**What the exercise asks:**
Your answer should be one number: how many lines of the records hold the string "source".

------ Given data ------

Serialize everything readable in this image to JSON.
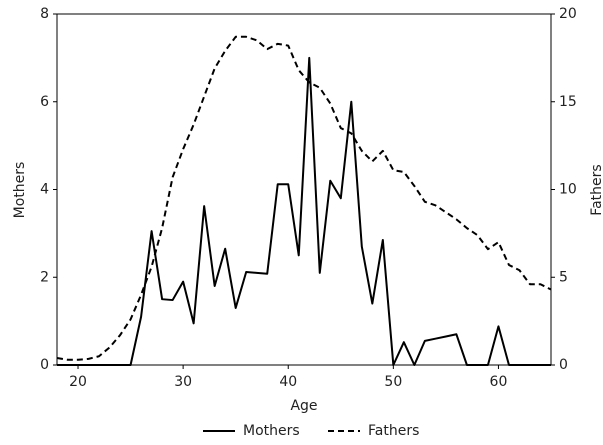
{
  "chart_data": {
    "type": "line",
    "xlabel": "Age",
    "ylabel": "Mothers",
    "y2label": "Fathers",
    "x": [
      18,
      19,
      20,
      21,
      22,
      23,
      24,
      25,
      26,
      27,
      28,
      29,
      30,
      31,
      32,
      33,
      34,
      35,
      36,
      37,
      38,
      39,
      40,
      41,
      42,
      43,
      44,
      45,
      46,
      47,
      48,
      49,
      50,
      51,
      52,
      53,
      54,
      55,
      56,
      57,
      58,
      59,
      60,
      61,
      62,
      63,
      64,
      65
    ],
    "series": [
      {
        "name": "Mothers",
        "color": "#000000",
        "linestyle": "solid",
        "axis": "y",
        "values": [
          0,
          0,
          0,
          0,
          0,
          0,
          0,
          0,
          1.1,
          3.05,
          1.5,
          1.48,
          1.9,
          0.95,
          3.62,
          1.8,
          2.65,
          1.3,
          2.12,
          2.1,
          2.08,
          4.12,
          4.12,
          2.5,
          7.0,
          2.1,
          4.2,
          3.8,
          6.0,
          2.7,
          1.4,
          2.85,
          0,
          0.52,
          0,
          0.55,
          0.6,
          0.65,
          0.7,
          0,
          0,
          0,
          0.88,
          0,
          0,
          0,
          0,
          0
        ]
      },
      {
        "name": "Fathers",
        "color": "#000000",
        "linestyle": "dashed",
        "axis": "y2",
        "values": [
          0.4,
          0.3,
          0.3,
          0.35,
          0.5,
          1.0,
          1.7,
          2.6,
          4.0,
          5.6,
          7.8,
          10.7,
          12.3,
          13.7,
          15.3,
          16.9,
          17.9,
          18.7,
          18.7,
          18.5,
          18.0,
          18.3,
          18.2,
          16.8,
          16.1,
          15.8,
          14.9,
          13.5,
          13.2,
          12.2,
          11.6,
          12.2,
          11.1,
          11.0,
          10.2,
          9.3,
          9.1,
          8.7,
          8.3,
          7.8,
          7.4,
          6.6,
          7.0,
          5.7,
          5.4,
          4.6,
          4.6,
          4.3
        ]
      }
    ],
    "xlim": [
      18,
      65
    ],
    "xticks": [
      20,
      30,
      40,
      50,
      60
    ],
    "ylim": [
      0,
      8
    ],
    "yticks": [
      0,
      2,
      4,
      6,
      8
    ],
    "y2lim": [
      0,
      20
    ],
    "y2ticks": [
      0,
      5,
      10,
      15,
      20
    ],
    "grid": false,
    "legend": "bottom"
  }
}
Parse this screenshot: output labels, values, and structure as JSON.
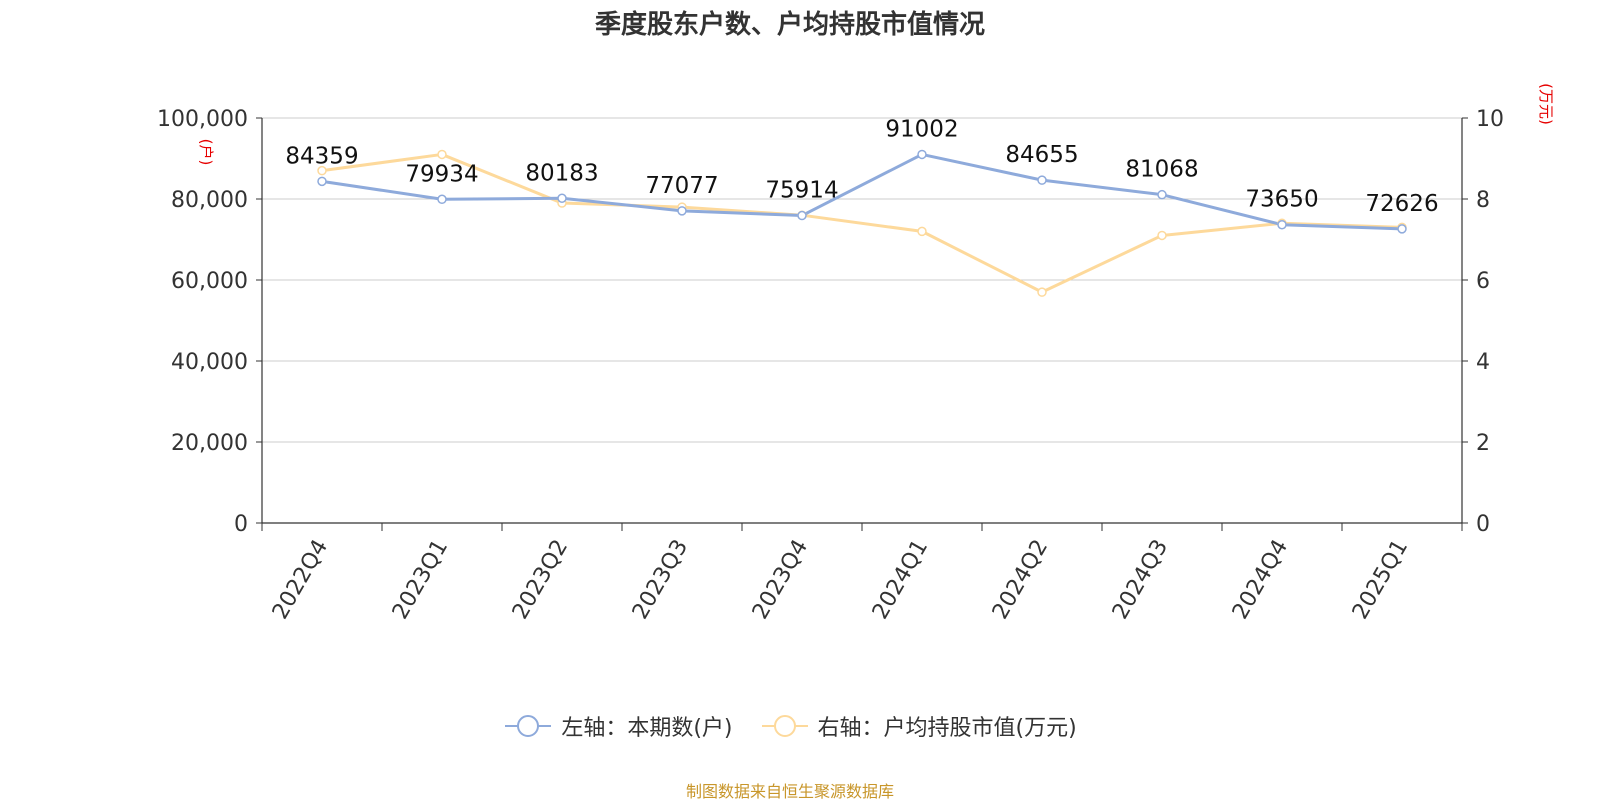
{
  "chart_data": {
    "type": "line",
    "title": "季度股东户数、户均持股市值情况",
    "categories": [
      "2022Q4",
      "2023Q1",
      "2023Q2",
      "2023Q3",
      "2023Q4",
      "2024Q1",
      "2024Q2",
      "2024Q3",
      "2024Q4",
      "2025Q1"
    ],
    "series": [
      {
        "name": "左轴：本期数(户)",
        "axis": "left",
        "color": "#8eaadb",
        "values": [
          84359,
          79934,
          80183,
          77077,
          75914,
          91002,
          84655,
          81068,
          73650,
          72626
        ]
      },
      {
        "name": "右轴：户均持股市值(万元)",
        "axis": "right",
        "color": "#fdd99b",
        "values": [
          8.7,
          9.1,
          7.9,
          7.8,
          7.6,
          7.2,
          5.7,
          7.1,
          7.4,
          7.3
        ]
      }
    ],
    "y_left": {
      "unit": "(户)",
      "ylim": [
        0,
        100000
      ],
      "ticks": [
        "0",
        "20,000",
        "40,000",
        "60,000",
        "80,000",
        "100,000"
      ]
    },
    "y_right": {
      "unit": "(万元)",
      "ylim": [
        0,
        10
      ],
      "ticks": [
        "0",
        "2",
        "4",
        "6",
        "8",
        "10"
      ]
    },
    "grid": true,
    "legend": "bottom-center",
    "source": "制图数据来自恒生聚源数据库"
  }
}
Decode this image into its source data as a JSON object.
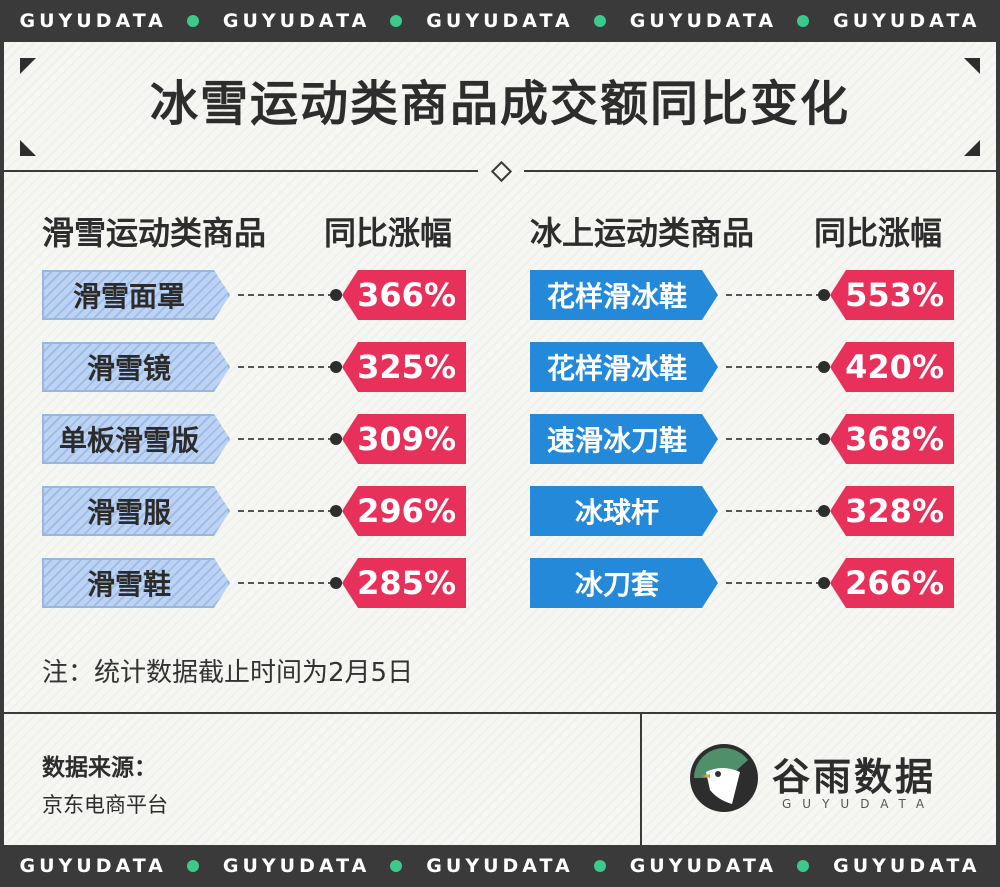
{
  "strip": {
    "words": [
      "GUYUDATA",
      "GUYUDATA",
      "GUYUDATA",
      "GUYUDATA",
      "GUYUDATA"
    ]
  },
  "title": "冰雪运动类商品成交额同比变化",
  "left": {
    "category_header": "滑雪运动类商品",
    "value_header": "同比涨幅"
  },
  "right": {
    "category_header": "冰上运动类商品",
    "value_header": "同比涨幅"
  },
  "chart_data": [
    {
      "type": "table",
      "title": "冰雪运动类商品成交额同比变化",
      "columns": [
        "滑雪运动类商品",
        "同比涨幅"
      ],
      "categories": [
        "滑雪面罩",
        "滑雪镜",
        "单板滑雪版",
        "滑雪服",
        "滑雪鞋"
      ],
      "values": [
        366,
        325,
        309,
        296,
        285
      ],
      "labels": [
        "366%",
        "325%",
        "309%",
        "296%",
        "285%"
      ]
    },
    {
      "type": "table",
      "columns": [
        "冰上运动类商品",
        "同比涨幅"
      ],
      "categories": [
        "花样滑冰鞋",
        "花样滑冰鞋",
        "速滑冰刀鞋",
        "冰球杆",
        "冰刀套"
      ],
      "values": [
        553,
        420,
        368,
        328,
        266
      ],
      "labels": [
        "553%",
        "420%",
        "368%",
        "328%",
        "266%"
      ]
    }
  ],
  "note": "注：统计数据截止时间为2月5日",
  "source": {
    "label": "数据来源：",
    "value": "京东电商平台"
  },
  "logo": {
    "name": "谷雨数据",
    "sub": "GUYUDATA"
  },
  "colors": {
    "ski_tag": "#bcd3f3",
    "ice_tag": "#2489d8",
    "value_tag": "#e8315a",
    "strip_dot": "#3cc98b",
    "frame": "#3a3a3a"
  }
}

------

**Exercise answer:**
3